## Given request
Leave out the pictures and repeat the rest of the material exactly.

## Dataset excerpts
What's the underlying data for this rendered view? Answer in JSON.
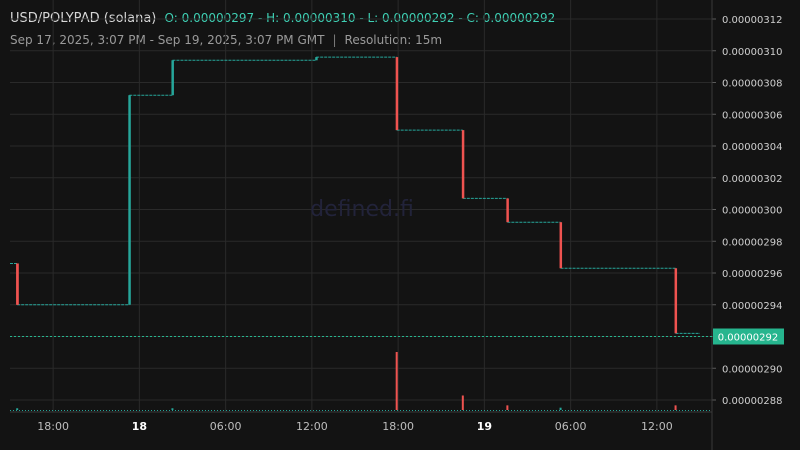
{
  "header": {
    "title": "USD/POLYPAD (solana)",
    "ohlc": "O: 0.00000297 - H: 0.00000310 - L: 0.00000292 - C: 0.00000292"
  },
  "subheader": {
    "range": "Sep 17, 2025, 3:07 PM - Sep 19, 2025, 3:07 PM GMT",
    "separator": "|",
    "resolution": "Resolution: 15m"
  },
  "watermark": "defined.fi",
  "colors": {
    "background": "#131313",
    "grid": "#2a2a2a",
    "up": "#26a69a",
    "down": "#ef5350",
    "last_price_badge": "#26b58e"
  },
  "chart_data": {
    "type": "candlestick",
    "y_ticks": [
      "0.00000312",
      "0.00000310",
      "0.00000308",
      "0.00000306",
      "0.00000304",
      "0.00000302",
      "0.00000300",
      "0.00000298",
      "0.00000296",
      "0.00000294",
      "0.00000292",
      "0.00000290",
      "0.00000288"
    ],
    "x_ticks": [
      {
        "label": "18:00",
        "hour": 3
      },
      {
        "label": "18",
        "hour": 9,
        "bold": true
      },
      {
        "label": "06:00",
        "hour": 15
      },
      {
        "label": "12:00",
        "hour": 21
      },
      {
        "label": "18:00",
        "hour": 27
      },
      {
        "label": "19",
        "hour": 33,
        "bold": true
      },
      {
        "label": "06:00",
        "hour": 39
      },
      {
        "label": "12:00",
        "hour": 45
      }
    ],
    "last_price": "0.00000292",
    "steps": [
      {
        "from_hour": 0.0,
        "to_hour": 0.5,
        "price": 2.966e-06
      },
      {
        "from_hour": 0.5,
        "to_hour": 8.3,
        "price": 2.94e-06
      },
      {
        "from_hour": 8.3,
        "to_hour": 11.3,
        "price": 3.072e-06
      },
      {
        "from_hour": 11.3,
        "to_hour": 21.3,
        "price": 3.094e-06
      },
      {
        "from_hour": 21.3,
        "to_hour": 26.9,
        "price": 3.096e-06
      },
      {
        "from_hour": 26.9,
        "to_hour": 31.5,
        "price": 3.05e-06
      },
      {
        "from_hour": 31.5,
        "to_hour": 34.6,
        "price": 3.007e-06
      },
      {
        "from_hour": 34.6,
        "to_hour": 38.3,
        "price": 2.992e-06
      },
      {
        "from_hour": 38.3,
        "to_hour": 46.3,
        "price": 2.963e-06
      },
      {
        "from_hour": 46.3,
        "to_hour": 48.0,
        "price": 2.922e-06
      }
    ],
    "volume_spikes": [
      {
        "hour": 26.9,
        "value": 1.0,
        "color": "down"
      },
      {
        "hour": 31.5,
        "value": 0.25,
        "color": "down"
      },
      {
        "hour": 34.6,
        "value": 0.08,
        "color": "down"
      },
      {
        "hour": 46.3,
        "value": 0.08,
        "color": "down"
      },
      {
        "hour": 38.3,
        "value": 0.04,
        "color": "up"
      },
      {
        "hour": 11.3,
        "value": 0.03,
        "color": "up"
      },
      {
        "hour": 0.5,
        "value": 0.03,
        "color": "up"
      }
    ]
  }
}
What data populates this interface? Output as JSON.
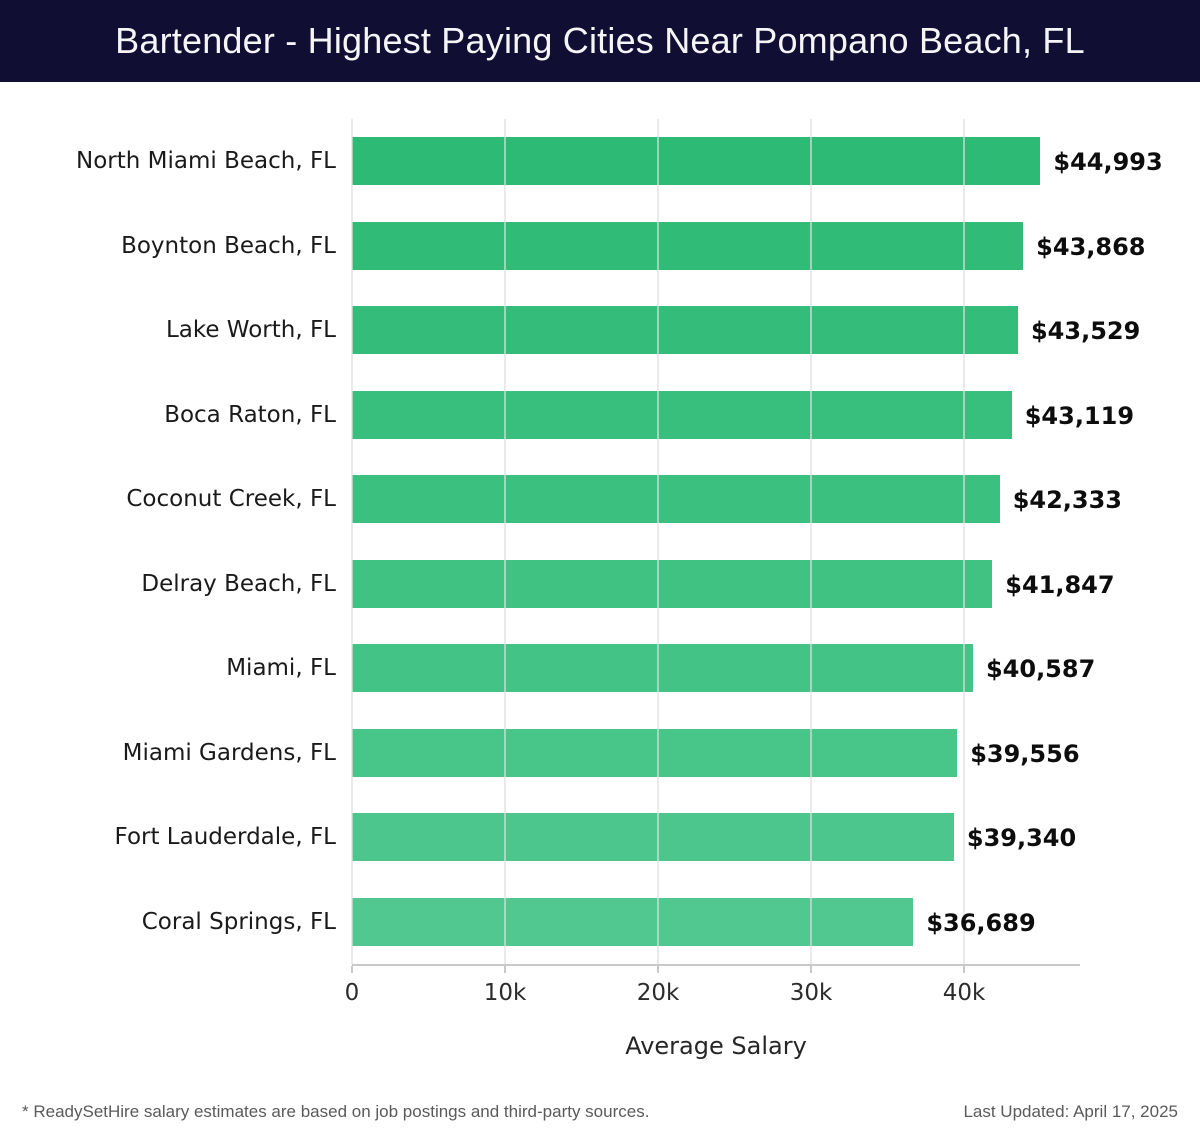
{
  "header": {
    "title": "Bartender - Highest Paying Cities Near Pompano Beach, FL"
  },
  "chart_data": {
    "type": "bar",
    "orientation": "horizontal",
    "title": "Bartender - Highest Paying Cities Near Pompano Beach, FL",
    "xlabel": "Average Salary",
    "ylabel": "",
    "categories": [
      "North Miami Beach, FL",
      "Boynton Beach, FL",
      "Lake Worth, FL",
      "Boca Raton, FL",
      "Coconut Creek, FL",
      "Delray Beach, FL",
      "Miami, FL",
      "Miami Gardens, FL",
      "Fort Lauderdale, FL",
      "Coral Springs, FL"
    ],
    "values": [
      44993,
      43868,
      43529,
      43119,
      42333,
      41847,
      40587,
      39556,
      39340,
      36689
    ],
    "value_labels": [
      "$44,993",
      "$43,868",
      "$43,529",
      "$43,119",
      "$42,333",
      "$41,847",
      "$40,587",
      "$39,556",
      "$39,340",
      "$36,689"
    ],
    "bar_colors": [
      "#2cba74",
      "#30bc77",
      "#34bd7a",
      "#38bf7d",
      "#3cc080",
      "#40c283",
      "#44c386",
      "#48c589",
      "#4cc68c",
      "#50c88f"
    ],
    "x_ticks": [
      {
        "label": "0",
        "value": 0
      },
      {
        "label": "10k",
        "value": 10000
      },
      {
        "label": "20k",
        "value": 20000
      },
      {
        "label": "30k",
        "value": 30000
      },
      {
        "label": "40k",
        "value": 40000
      }
    ],
    "xlim": [
      0,
      47582
    ],
    "grid": true,
    "legend": false,
    "colors": {
      "header_background": "#100e33",
      "title_text": "#f5f5f7",
      "gridline": "#e3e3e3",
      "axis_line": "#c9c9c9",
      "label_text": "#1a1a1a",
      "value_text": "#0d0d0d"
    }
  },
  "footer": {
    "source_note": "* ReadySetHire salary estimates are based on job postings and third-party sources.",
    "last_updated": "Last Updated: April 17, 2025"
  }
}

## In response
What's the underlying data for this rendered view? Answer in JSON.
{
  "header": {
    "title": "USD/POLYPAD (solana)",
    "ohlc": "O: 0.00000297 - H: 0.00000310 - L: 0.00000292 - C: 0.00000292"
  },
  "subheader": {
    "range": "Sep 17, 2025, 3:07 PM - Sep 19, 2025, 3:07 PM GMT",
    "separator": "|",
    "resolution": "Resolution: 15m"
  },
  "watermark": "defined.fi",
  "colors": {
    "background": "#131313",
    "grid": "#2a2a2a",
    "up": "#26a69a",
    "down": "#ef5350",
    "last_price_badge": "#26b58e"
  },
  "chart_data": {
    "type": "candlestick",
    "y_ticks": [
      "0.00000312",
      "0.00000310",
      "0.00000308",
      "0.00000306",
      "0.00000304",
      "0.00000302",
      "0.00000300",
      "0.00000298",
      "0.00000296",
      "0.00000294",
      "0.00000292",
      "0.00000290",
      "0.00000288"
    ],
    "x_ticks": [
      {
        "label": "18:00",
        "hour": 3
      },
      {
        "label": "18",
        "hour": 9,
        "bold": true
      },
      {
        "label": "06:00",
        "hour": 15
      },
      {
        "label": "12:00",
        "hour": 21
      },
      {
        "label": "18:00",
        "hour": 27
      },
      {
        "label": "19",
        "hour": 33,
        "bold": true
      },
      {
        "label": "06:00",
        "hour": 39
      },
      {
        "label": "12:00",
        "hour": 45
      }
    ],
    "last_price": "0.00000292",
    "steps": [
      {
        "from_hour": 0.0,
        "to_hour": 0.5,
        "price": 2.966e-06
      },
      {
        "from_hour": 0.5,
        "to_hour": 8.3,
        "price": 2.94e-06
      },
      {
        "from_hour": 8.3,
        "to_hour": 11.3,
        "price": 3.072e-06
      },
      {
        "from_hour": 11.3,
        "to_hour": 21.3,
        "price": 3.094e-06
      },
      {
        "from_hour": 21.3,
        "to_hour": 26.9,
        "price": 3.096e-06
      },
      {
        "from_hour": 26.9,
        "to_hour": 31.5,
        "price": 3.05e-06
      },
      {
        "from_hour": 31.5,
        "to_hour": 34.6,
        "price": 3.007e-06
      },
      {
        "from_hour": 34.6,
        "to_hour": 38.3,
        "price": 2.992e-06
      },
      {
        "from_hour": 38.3,
        "to_hour": 46.3,
        "price": 2.963e-06
      },
      {
        "from_hour": 46.3,
        "to_hour": 48.0,
        "price": 2.922e-06
      }
    ],
    "volume_spikes": [
      {
        "hour": 26.9,
        "value": 1.0,
        "color": "down"
      },
      {
        "hour": 31.5,
        "value": 0.25,
        "color": "down"
      },
      {
        "hour": 34.6,
        "value": 0.08,
        "color": "down"
      },
      {
        "hour": 46.3,
        "value": 0.08,
        "color": "down"
      },
      {
        "hour": 38.3,
        "value": 0.04,
        "color": "up"
      },
      {
        "hour": 11.3,
        "value": 0.03,
        "color": "up"
      },
      {
        "hour": 0.5,
        "value": 0.03,
        "color": "up"
      }
    ]
  }
}
What data populates this interface? Output as JSON.
{
  "header": {
    "title": "Bartender - Highest Paying Cities Near Pompano Beach, FL"
  },
  "chart_data": {
    "type": "bar",
    "orientation": "horizontal",
    "title": "Bartender - Highest Paying Cities Near Pompano Beach, FL",
    "xlabel": "Average Salary",
    "ylabel": "",
    "categories": [
      "North Miami Beach, FL",
      "Boynton Beach, FL",
      "Lake Worth, FL",
      "Boca Raton, FL",
      "Coconut Creek, FL",
      "Delray Beach, FL",
      "Miami, FL",
      "Miami Gardens, FL",
      "Fort Lauderdale, FL",
      "Coral Springs, FL"
    ],
    "values": [
      44993,
      43868,
      43529,
      43119,
      42333,
      41847,
      40587,
      39556,
      39340,
      36689
    ],
    "value_labels": [
      "$44,993",
      "$43,868",
      "$43,529",
      "$43,119",
      "$42,333",
      "$41,847",
      "$40,587",
      "$39,556",
      "$39,340",
      "$36,689"
    ],
    "bar_colors": [
      "#2cba74",
      "#30bc77",
      "#34bd7a",
      "#38bf7d",
      "#3cc080",
      "#40c283",
      "#44c386",
      "#48c589",
      "#4cc68c",
      "#50c88f"
    ],
    "x_ticks": [
      {
        "label": "0",
        "value": 0
      },
      {
        "label": "10k",
        "value": 10000
      },
      {
        "label": "20k",
        "value": 20000
      },
      {
        "label": "30k",
        "value": 30000
      },
      {
        "label": "40k",
        "value": 40000
      }
    ],
    "xlim": [
      0,
      47582
    ],
    "grid": true,
    "legend": false,
    "colors": {
      "header_background": "#100e33",
      "title_text": "#f5f5f7",
      "gridline": "#e3e3e3",
      "axis_line": "#c9c9c9",
      "label_text": "#1a1a1a",
      "value_text": "#0d0d0d"
    }
  },
  "footer": {
    "source_note": "* ReadySetHire salary estimates are based on job postings and third-party sources.",
    "last_updated": "Last Updated: April 17, 2025"
  }
}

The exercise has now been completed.